(Extracted data entries)

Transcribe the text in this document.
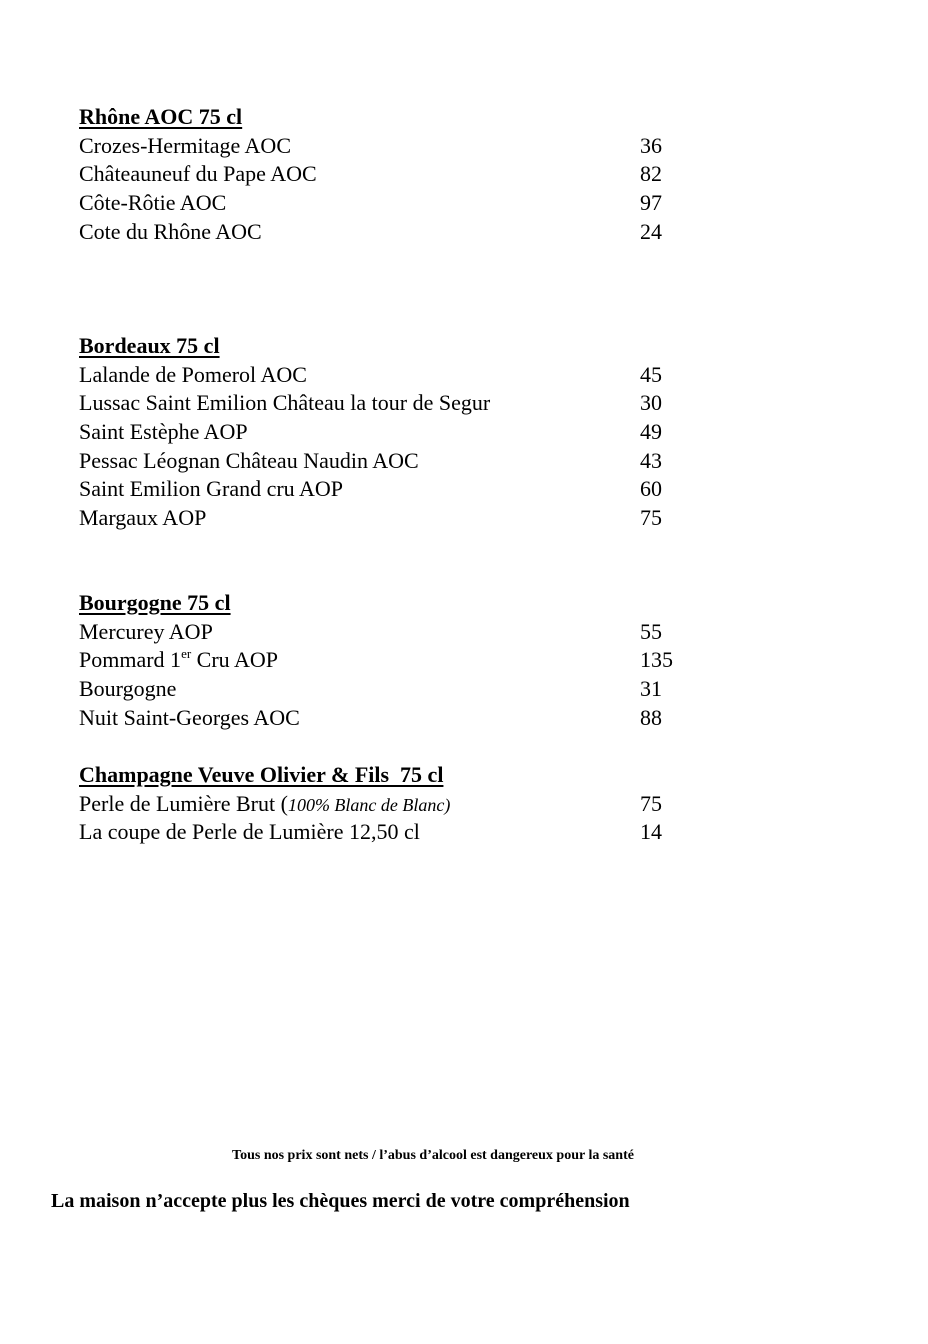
Rhône AOC 75 cl
Crozes-Hermitage AOC	36
Châteauneuf du Pape AOC	82
Côte-Rôtie AOC	97
Cote du Rhône AOC	24
Bordeaux 75 cl
Lalande de Pomerol AOC	45
Lussac Saint Emilion Château la tour de Segur	30
Saint Estèphe AOP	49
Pessac Léognan Château Naudin AOC	43
Saint Emilion Grand cru AOP	60
Margaux AOP	75
Bourgogne 75 cl
Mercurey AOP	55
Pommard 1er Cru AOP	135
Bourgogne	31
Nuit Saint-Georges AOC	88
Champagne Veuve Olivier & Fils  75 cl
Perle de Lumière Brut (100% Blanc de Blanc)	75
La coupe de Perle de Lumière 12,50 cl	14
Tous nos prix sont nets / l’abus d’alcool est dangereux pour la santé
La maison n’accepte plus les chèques merci de votre compréhension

The exercise: Omit pictures; set down the rest of the material word for word.

Answer to the task:
Transcribe the text in this document.
Rhône AOC 75 cl
Crozes-Hermitage AOC	36
Châteauneuf du Pape AOC	82
Côte-Rôtie AOC	97
Cote du Rhône AOC	24
Bordeaux 75 cl
Lalande de Pomerol AOC	45
Lussac Saint Emilion Château la tour de Segur	30
Saint Estèphe AOP	49
Pessac Léognan Château Naudin AOC	43
Saint Emilion Grand cru AOP	60
Margaux AOP	75
Bourgogne 75 cl
Mercurey AOP	55
Pommard 1er Cru AOP	135
Bourgogne	31
Nuit Saint-Georges AOC	88
Champagne Veuve Olivier & Fils  75 cl
Perle de Lumière Brut (100% Blanc de Blanc)	75
La coupe de Perle de Lumière 12,50 cl	14
Tous nos prix sont nets / l’abus d’alcool est dangereux pour la santé
La maison n’accepte plus les chèques merci de votre compréhension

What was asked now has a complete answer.